* Problem to solve *
Your task is to repeat the listing exactly.

[Part of a data file]
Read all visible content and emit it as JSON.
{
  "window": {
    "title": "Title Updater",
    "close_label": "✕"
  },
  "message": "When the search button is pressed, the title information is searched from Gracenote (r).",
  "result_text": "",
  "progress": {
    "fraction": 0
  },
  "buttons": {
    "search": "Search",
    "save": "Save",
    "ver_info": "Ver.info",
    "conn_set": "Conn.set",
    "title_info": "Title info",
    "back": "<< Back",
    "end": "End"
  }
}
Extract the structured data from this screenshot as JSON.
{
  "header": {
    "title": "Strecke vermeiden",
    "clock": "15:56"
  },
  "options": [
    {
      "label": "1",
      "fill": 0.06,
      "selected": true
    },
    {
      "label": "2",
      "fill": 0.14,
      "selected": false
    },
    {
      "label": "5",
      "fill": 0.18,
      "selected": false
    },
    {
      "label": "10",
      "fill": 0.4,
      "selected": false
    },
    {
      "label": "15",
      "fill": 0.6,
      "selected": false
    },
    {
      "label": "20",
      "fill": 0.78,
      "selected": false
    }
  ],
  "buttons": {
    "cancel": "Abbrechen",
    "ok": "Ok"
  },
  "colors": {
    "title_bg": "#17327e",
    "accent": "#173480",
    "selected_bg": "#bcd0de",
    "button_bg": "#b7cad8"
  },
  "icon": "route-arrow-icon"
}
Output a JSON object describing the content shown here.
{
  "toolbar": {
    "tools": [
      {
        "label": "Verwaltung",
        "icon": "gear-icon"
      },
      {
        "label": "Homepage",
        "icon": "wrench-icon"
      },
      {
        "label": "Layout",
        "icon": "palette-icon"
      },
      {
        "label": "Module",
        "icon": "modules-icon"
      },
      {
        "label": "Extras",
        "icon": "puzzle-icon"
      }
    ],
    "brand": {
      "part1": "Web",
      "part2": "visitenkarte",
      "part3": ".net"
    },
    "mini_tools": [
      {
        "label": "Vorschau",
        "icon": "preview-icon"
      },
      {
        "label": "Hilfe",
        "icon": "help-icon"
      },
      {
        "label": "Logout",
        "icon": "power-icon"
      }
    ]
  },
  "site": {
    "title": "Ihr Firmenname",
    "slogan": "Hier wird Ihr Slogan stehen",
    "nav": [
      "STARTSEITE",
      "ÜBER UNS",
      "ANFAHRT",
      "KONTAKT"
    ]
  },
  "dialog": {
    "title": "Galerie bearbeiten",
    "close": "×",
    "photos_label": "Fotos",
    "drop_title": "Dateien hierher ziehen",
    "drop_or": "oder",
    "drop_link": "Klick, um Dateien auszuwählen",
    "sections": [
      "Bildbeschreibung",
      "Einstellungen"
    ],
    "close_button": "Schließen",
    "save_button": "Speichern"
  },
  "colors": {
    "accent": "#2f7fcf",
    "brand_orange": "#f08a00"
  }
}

* Correct response *
Read all visible content and emit it as JSON.
{
  "window": {
    "title": "Title Updater",
    "close_label": "✕"
  },
  "message": "When the search button is pressed, the title information is searched from Gracenote (r).",
  "result_text": "",
  "progress": {
    "fraction": 0
  },
  "buttons": {
    "search": "Search",
    "save": "Save",
    "ver_info": "Ver.info",
    "conn_set": "Conn.set",
    "title_info": "Title info",
    "back": "<< Back",
    "end": "End"
  }
}
Extract the structured data from this screenshot as JSON.
{
  "header": {
    "title": "Strecke vermeiden",
    "clock": "15:56"
  },
  "options": [
    {
      "label": "1",
      "fill": 0.06,
      "selected": true
    },
    {
      "label": "2",
      "fill": 0.14,
      "selected": false
    },
    {
      "label": "5",
      "fill": 0.18,
      "selected": false
    },
    {
      "label": "10",
      "fill": 0.4,
      "selected": false
    },
    {
      "label": "15",
      "fill": 0.6,
      "selected": false
    },
    {
      "label": "20",
      "fill": 0.78,
      "selected": false
    }
  ],
  "buttons": {
    "cancel": "Abbrechen",
    "ok": "Ok"
  },
  "colors": {
    "title_bg": "#17327e",
    "accent": "#173480",
    "selected_bg": "#bcd0de",
    "button_bg": "#b7cad8"
  },
  "icon": "route-arrow-icon"
}
Output a JSON object describing the content shown here.
{
  "toolbar": {
    "tools": [
      {
        "label": "Verwaltung",
        "icon": "gear-icon"
      },
      {
        "label": "Homepage",
        "icon": "wrench-icon"
      },
      {
        "label": "Layout",
        "icon": "palette-icon"
      },
      {
        "label": "Module",
        "icon": "modules-icon"
      },
      {
        "label": "Extras",
        "icon": "puzzle-icon"
      }
    ],
    "brand": {
      "part1": "Web",
      "part2": "visitenkarte",
      "part3": ".net"
    },
    "mini_tools": [
      {
        "label": "Vorschau",
        "icon": "preview-icon"
      },
      {
        "label": "Hilfe",
        "icon": "help-icon"
      },
      {
        "label": "Logout",
        "icon": "power-icon"
      }
    ]
  },
  "site": {
    "title": "Ihr Firmenname",
    "slogan": "Hier wird Ihr Slogan stehen",
    "nav": [
      "STARTSEITE",
      "ÜBER UNS",
      "ANFAHRT",
      "KONTAKT"
    ]
  },
  "dialog": {
    "title": "Galerie bearbeiten",
    "close": "×",
    "photos_label": "Fotos",
    "drop_title": "Dateien hierher ziehen",
    "drop_or": "oder",
    "drop_link": "Klick, um Dateien auszuwählen",
    "sections": [
      "Bildbeschreibung",
      "Einstellungen"
    ],
    "close_button": "Schließen",
    "save_button": "Speichern"
  },
  "colors": {
    "accent": "#2f7fcf",
    "brand_orange": "#f08a00"
  }
}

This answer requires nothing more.